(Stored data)
>> Start

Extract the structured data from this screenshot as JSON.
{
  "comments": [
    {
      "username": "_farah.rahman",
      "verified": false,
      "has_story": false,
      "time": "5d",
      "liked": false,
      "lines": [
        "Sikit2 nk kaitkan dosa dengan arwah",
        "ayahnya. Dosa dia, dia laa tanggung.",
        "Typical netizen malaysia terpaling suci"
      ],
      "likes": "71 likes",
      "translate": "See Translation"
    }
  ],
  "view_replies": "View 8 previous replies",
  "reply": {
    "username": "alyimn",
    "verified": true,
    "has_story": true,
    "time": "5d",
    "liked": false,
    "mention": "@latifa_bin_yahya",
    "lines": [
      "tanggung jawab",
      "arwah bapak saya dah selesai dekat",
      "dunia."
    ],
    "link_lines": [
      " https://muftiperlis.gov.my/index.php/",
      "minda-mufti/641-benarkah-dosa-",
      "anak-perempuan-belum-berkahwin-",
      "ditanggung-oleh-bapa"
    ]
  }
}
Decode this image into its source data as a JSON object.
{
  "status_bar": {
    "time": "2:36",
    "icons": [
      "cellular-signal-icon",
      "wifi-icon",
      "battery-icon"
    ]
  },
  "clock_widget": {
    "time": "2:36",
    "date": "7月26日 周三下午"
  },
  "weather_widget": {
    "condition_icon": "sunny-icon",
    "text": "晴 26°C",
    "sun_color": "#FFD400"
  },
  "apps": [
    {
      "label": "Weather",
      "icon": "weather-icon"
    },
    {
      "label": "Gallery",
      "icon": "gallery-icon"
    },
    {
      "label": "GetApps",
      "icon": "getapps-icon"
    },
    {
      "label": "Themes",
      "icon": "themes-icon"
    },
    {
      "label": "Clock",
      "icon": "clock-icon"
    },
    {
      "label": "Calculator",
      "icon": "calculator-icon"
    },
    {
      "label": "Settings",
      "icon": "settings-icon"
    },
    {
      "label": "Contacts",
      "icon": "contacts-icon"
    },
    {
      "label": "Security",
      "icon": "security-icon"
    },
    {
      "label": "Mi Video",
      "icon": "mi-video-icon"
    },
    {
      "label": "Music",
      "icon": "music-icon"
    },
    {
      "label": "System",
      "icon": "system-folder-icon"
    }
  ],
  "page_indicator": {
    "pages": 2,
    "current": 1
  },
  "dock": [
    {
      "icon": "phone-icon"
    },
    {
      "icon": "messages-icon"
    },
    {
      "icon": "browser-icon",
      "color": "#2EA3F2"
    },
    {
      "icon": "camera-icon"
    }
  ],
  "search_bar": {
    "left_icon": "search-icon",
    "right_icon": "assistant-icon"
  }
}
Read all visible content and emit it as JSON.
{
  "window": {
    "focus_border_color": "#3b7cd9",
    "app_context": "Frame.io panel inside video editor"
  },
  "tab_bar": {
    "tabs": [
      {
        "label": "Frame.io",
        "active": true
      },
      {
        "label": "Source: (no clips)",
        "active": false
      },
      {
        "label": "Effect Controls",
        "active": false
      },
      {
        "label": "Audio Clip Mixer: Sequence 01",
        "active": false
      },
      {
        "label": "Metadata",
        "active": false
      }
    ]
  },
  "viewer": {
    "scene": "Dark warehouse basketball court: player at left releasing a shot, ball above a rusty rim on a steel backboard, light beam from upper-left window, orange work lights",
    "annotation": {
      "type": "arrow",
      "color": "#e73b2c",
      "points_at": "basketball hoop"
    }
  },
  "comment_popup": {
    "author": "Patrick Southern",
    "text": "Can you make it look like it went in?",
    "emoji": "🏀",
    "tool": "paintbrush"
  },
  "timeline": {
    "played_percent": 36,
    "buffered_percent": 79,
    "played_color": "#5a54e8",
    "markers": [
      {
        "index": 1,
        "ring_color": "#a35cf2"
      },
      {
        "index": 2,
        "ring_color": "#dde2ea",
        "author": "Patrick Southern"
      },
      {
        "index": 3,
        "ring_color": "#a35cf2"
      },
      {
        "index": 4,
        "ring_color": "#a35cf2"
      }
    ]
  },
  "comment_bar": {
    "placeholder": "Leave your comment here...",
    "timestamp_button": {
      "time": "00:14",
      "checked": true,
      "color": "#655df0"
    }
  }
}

>> End

■ **What you have to do**: Print out all the entries precisely as written.

■ **Written answer**:
Extract the structured data from this screenshot as JSON.
{
  "comments": [
    {
      "username": "_farah.rahman",
      "verified": false,
      "has_story": false,
      "time": "5d",
      "liked": false,
      "lines": [
        "Sikit2 nk kaitkan dosa dengan arwah",
        "ayahnya. Dosa dia, dia laa tanggung.",
        "Typical netizen malaysia terpaling suci"
      ],
      "likes": "71 likes",
      "translate": "See Translation"
    }
  ],
  "view_replies": "View 8 previous replies",
  "reply": {
    "username": "alyimn",
    "verified": true,
    "has_story": true,
    "time": "5d",
    "liked": false,
    "mention": "@latifa_bin_yahya",
    "lines": [
      "tanggung jawab",
      "arwah bapak saya dah selesai dekat",
      "dunia."
    ],
    "link_lines": [
      " https://muftiperlis.gov.my/index.php/",
      "minda-mufti/641-benarkah-dosa-",
      "anak-perempuan-belum-berkahwin-",
      "ditanggung-oleh-bapa"
    ]
  }
}
Decode this image into its source data as a JSON object.
{
  "status_bar": {
    "time": "2:36",
    "icons": [
      "cellular-signal-icon",
      "wifi-icon",
      "battery-icon"
    ]
  },
  "clock_widget": {
    "time": "2:36",
    "date": "7月26日 周三下午"
  },
  "weather_widget": {
    "condition_icon": "sunny-icon",
    "text": "晴 26°C",
    "sun_color": "#FFD400"
  },
  "apps": [
    {
      "label": "Weather",
      "icon": "weather-icon"
    },
    {
      "label": "Gallery",
      "icon": "gallery-icon"
    },
    {
      "label": "GetApps",
      "icon": "getapps-icon"
    },
    {
      "label": "Themes",
      "icon": "themes-icon"
    },
    {
      "label": "Clock",
      "icon": "clock-icon"
    },
    {
      "label": "Calculator",
      "icon": "calculator-icon"
    },
    {
      "label": "Settings",
      "icon": "settings-icon"
    },
    {
      "label": "Contacts",
      "icon": "contacts-icon"
    },
    {
      "label": "Security",
      "icon": "security-icon"
    },
    {
      "label": "Mi Video",
      "icon": "mi-video-icon"
    },
    {
      "label": "Music",
      "icon": "music-icon"
    },
    {
      "label": "System",
      "icon": "system-folder-icon"
    }
  ],
  "page_indicator": {
    "pages": 2,
    "current": 1
  },
  "dock": [
    {
      "icon": "phone-icon"
    },
    {
      "icon": "messages-icon"
    },
    {
      "icon": "browser-icon",
      "color": "#2EA3F2"
    },
    {
      "icon": "camera-icon"
    }
  ],
  "search_bar": {
    "left_icon": "search-icon",
    "right_icon": "assistant-icon"
  }
}
Read all visible content and emit it as JSON.
{
  "window": {
    "focus_border_color": "#3b7cd9",
    "app_context": "Frame.io panel inside video editor"
  },
  "tab_bar": {
    "tabs": [
      {
        "label": "Frame.io",
        "active": true
      },
      {
        "label": "Source: (no clips)",
        "active": false
      },
      {
        "label": "Effect Controls",
        "active": false
      },
      {
        "label": "Audio Clip Mixer: Sequence 01",
        "active": false
      },
      {
        "label": "Metadata",
        "active": false
      }
    ]
  },
  "viewer": {
    "scene": "Dark warehouse basketball court: player at left releasing a shot, ball above a rusty rim on a steel backboard, light beam from upper-left window, orange work lights",
    "annotation": {
      "type": "arrow",
      "color": "#e73b2c",
      "points_at": "basketball hoop"
    }
  },
  "comment_popup": {
    "author": "Patrick Southern",
    "text": "Can you make it look like it went in?",
    "emoji": "🏀",
    "tool": "paintbrush"
  },
  "timeline": {
    "played_percent": 36,
    "buffered_percent": 79,
    "played_color": "#5a54e8",
    "markers": [
      {
        "index": 1,
        "ring_color": "#a35cf2"
      },
      {
        "index": 2,
        "ring_color": "#dde2ea",
        "author": "Patrick Southern"
      },
      {
        "index": 3,
        "ring_color": "#a35cf2"
      },
      {
        "index": 4,
        "ring_color": "#a35cf2"
      }
    ]
  },
  "comment_bar": {
    "placeholder": "Leave your comment here...",
    "timestamp_button": {
      "time": "00:14",
      "checked": true,
      "color": "#655df0"
    }
  }
}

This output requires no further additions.